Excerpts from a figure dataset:
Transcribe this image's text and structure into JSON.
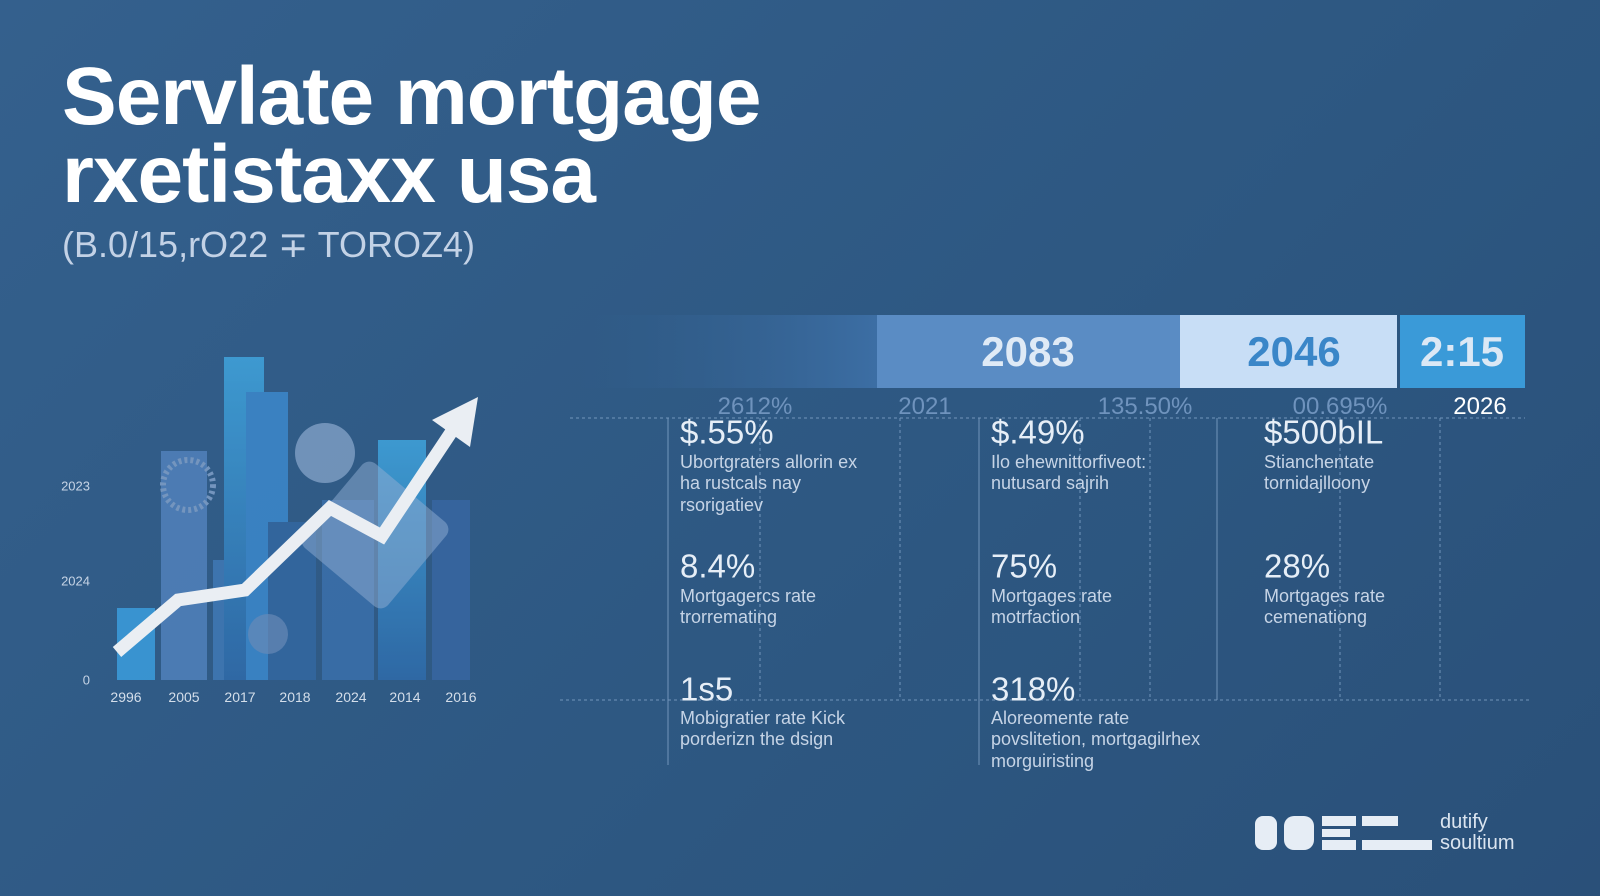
{
  "header": {
    "title_lines": [
      "Servlate mortgage",
      "rxetistaxx usa"
    ],
    "subtitle": "(B.0/15,rO22 ∓ TOROZ4)"
  },
  "left_chart": {
    "y_labels": [
      "2023",
      "2024",
      "0"
    ],
    "x_labels": [
      "2996",
      "2005",
      "2017",
      "2018",
      "2024",
      "2014",
      "2016"
    ]
  },
  "timeline": {
    "segments": [
      "2083",
      "2046",
      "2:15"
    ],
    "labels": [
      "2612%",
      "2021",
      "135.50%",
      "00.695%",
      "2026"
    ]
  },
  "stats": [
    [
      {
        "value": "$.55%",
        "lines": [
          "Ubortgraters allorin ex",
          "ha rustcals nay",
          "rsorigatiev"
        ]
      },
      {
        "value": "8.4%",
        "lines": [
          "Mortgagercs rate",
          "trorremating"
        ]
      },
      {
        "value": "1s5",
        "lines": [
          "Mobigratier rate Kick",
          "porderizn the dsign"
        ]
      }
    ],
    [
      {
        "value": "$.49%",
        "lines": [
          "Ilo ehewnittorfiveot:",
          "nutusard sajrih"
        ]
      },
      {
        "value": "75%",
        "lines": [
          "Mortgages rate",
          "motrfaction"
        ]
      },
      {
        "value": "318%",
        "lines": [
          "Aloreomente rate",
          "povslitetion, mortgagilrhex",
          "morguiristing"
        ]
      }
    ],
    [
      {
        "value": "$500bIL",
        "lines": [
          "Stianchentate",
          "tornidajlloony"
        ]
      },
      {
        "value": "28%",
        "lines": [
          "Mortgages rate",
          "cemenationg"
        ]
      }
    ]
  ],
  "logo": {
    "lines": [
      "dutify",
      "soultium"
    ]
  }
}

Your goal: Give every line back word for word and leave the pictures out.

Answer to the problem:
Transcribe this image's text and structure into JSON.
{
  "header": {
    "title_lines": [
      "Servlate mortgage",
      "rxetistaxx usa"
    ],
    "subtitle": "(B.0/15,rO22 ∓ TOROZ4)"
  },
  "left_chart": {
    "y_labels": [
      "2023",
      "2024",
      "0"
    ],
    "x_labels": [
      "2996",
      "2005",
      "2017",
      "2018",
      "2024",
      "2014",
      "2016"
    ]
  },
  "timeline": {
    "segments": [
      "2083",
      "2046",
      "2:15"
    ],
    "labels": [
      "2612%",
      "2021",
      "135.50%",
      "00.695%",
      "2026"
    ]
  },
  "stats": [
    [
      {
        "value": "$.55%",
        "lines": [
          "Ubortgraters allorin ex",
          "ha rustcals nay",
          "rsorigatiev"
        ]
      },
      {
        "value": "8.4%",
        "lines": [
          "Mortgagercs rate",
          "trorremating"
        ]
      },
      {
        "value": "1s5",
        "lines": [
          "Mobigratier rate Kick",
          "porderizn the dsign"
        ]
      }
    ],
    [
      {
        "value": "$.49%",
        "lines": [
          "Ilo ehewnittorfiveot:",
          "nutusard sajrih"
        ]
      },
      {
        "value": "75%",
        "lines": [
          "Mortgages rate",
          "motrfaction"
        ]
      },
      {
        "value": "318%",
        "lines": [
          "Aloreomente rate",
          "povslitetion, mortgagilrhex",
          "morguiristing"
        ]
      }
    ],
    [
      {
        "value": "$500bIL",
        "lines": [
          "Stianchentate",
          "tornidajlloony"
        ]
      },
      {
        "value": "28%",
        "lines": [
          "Mortgages rate",
          "cemenationg"
        ]
      }
    ]
  ],
  "logo": {
    "lines": [
      "dutify",
      "soultium"
    ]
  }
}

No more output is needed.